[MATERIAL PROVIDED]

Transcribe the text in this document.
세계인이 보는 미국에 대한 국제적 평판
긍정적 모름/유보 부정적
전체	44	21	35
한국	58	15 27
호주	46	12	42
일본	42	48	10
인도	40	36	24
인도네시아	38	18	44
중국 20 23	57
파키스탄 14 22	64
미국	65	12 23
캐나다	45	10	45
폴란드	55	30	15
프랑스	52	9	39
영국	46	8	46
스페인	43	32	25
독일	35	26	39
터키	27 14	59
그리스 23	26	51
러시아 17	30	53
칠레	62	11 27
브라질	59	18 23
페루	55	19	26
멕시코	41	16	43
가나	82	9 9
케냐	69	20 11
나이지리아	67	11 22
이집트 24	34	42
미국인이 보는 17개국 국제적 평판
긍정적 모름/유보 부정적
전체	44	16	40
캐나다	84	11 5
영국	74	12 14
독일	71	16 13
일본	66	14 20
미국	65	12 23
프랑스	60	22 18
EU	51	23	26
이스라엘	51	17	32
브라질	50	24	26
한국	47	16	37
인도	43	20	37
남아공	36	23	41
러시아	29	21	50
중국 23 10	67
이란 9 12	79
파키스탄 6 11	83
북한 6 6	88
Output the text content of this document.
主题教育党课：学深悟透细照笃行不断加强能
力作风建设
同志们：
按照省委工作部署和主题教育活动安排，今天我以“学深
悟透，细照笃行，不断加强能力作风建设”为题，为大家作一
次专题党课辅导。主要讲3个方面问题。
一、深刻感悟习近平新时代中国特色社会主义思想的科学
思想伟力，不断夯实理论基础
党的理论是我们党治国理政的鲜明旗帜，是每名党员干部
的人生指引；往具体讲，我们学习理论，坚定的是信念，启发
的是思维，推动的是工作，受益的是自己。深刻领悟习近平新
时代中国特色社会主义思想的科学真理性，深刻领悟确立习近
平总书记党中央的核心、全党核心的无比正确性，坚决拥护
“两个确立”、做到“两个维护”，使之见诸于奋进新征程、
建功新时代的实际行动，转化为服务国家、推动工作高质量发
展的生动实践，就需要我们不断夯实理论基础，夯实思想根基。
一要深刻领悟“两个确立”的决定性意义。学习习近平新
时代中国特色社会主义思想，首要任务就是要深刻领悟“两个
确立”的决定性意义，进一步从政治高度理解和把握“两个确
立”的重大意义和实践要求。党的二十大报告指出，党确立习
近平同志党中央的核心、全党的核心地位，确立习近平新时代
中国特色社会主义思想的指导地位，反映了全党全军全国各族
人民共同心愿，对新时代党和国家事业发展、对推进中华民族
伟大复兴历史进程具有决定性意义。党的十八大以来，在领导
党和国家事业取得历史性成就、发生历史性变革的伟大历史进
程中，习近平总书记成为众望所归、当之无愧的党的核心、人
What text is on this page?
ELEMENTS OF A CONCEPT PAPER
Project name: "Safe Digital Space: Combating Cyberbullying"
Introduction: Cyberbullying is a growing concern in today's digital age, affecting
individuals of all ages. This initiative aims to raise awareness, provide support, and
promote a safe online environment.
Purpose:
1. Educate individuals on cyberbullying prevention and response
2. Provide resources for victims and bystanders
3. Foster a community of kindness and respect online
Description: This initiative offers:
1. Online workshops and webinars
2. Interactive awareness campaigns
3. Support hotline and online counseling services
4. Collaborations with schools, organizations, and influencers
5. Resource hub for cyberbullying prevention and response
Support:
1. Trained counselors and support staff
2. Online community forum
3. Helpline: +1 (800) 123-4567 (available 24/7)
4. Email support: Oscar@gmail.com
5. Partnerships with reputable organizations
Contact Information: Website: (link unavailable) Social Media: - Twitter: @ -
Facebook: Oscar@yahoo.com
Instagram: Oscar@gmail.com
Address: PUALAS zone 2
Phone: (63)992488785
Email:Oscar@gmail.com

[BRIEF]
Each record must be repeated exactly as it is.

[SOLUTION BELOW]
Transcribe the text in this document.
세계인이 보는 미국에 대한 국제적 평판
긍정적 모름/유보 부정적
전체	44	21	35
한국	58	15 27
호주	46	12	42
일본	42	48	10
인도	40	36	24
인도네시아	38	18	44
중국 20 23	57
파키스탄 14 22	64
미국	65	12 23
캐나다	45	10	45
폴란드	55	30	15
프랑스	52	9	39
영국	46	8	46
스페인	43	32	25
독일	35	26	39
터키	27 14	59
그리스 23	26	51
러시아 17	30	53
칠레	62	11 27
브라질	59	18 23
페루	55	19	26
멕시코	41	16	43
가나	82	9 9
케냐	69	20 11
나이지리아	67	11 22
이집트 24	34	42
미국인이 보는 17개국 국제적 평판
긍정적 모름/유보 부정적
전체	44	16	40
캐나다	84	11 5
영국	74	12 14
독일	71	16 13
일본	66	14 20
미국	65	12 23
프랑스	60	22 18
EU	51	23	26
이스라엘	51	17	32
브라질	50	24	26
한국	47	16	37
인도	43	20	37
남아공	36	23	41
러시아	29	21	50
중국 23 10	67
이란 9 12	79
파키스탄 6 11	83
북한 6 6	88
Output the text content of this document.
主题教育党课：学深悟透细照笃行不断加强能
力作风建设
同志们：
按照省委工作部署和主题教育活动安排，今天我以“学深
悟透，细照笃行，不断加强能力作风建设”为题，为大家作一
次专题党课辅导。主要讲3个方面问题。
一、深刻感悟习近平新时代中国特色社会主义思想的科学
思想伟力，不断夯实理论基础
党的理论是我们党治国理政的鲜明旗帜，是每名党员干部
的人生指引；往具体讲，我们学习理论，坚定的是信念，启发
的是思维，推动的是工作，受益的是自己。深刻领悟习近平新
时代中国特色社会主义思想的科学真理性，深刻领悟确立习近
平总书记党中央的核心、全党核心的无比正确性，坚决拥护
“两个确立”、做到“两个维护”，使之见诸于奋进新征程、
建功新时代的实际行动，转化为服务国家、推动工作高质量发
展的生动实践，就需要我们不断夯实理论基础，夯实思想根基。
一要深刻领悟“两个确立”的决定性意义。学习习近平新
时代中国特色社会主义思想，首要任务就是要深刻领悟“两个
确立”的决定性意义，进一步从政治高度理解和把握“两个确
立”的重大意义和实践要求。党的二十大报告指出，党确立习
近平同志党中央的核心、全党的核心地位，确立习近平新时代
中国特色社会主义思想的指导地位，反映了全党全军全国各族
人民共同心愿，对新时代党和国家事业发展、对推进中华民族
伟大复兴历史进程具有决定性意义。党的十八大以来，在领导
党和国家事业取得历史性成就、发生历史性变革的伟大历史进
程中，习近平总书记成为众望所归、当之无愧的党的核心、人
What text is on this page?
ELEMENTS OF A CONCEPT PAPER
Project name: "Safe Digital Space: Combating Cyberbullying"
Introduction: Cyberbullying is a growing concern in today's digital age, affecting
individuals of all ages. This initiative aims to raise awareness, provide support, and
promote a safe online environment.
Purpose:
1. Educate individuals on cyberbullying prevention and response
2. Provide resources for victims and bystanders
3. Foster a community of kindness and respect online
Description: This initiative offers:
1. Online workshops and webinars
2. Interactive awareness campaigns
3. Support hotline and online counseling services
4. Collaborations with schools, organizations, and influencers
5. Resource hub for cyberbullying prevention and response
Support:
1. Trained counselors and support staff
2. Online community forum
3. Helpline: +1 (800) 123-4567 (available 24/7)
4. Email support: Oscar@gmail.com
5. Partnerships with reputable organizations
Contact Information: Website: (link unavailable) Social Media: - Twitter: @ -
Facebook: Oscar@yahoo.com
Instagram: Oscar@gmail.com
Address: PUALAS zone 2
Phone: (63)992488785
Email:Oscar@gmail.com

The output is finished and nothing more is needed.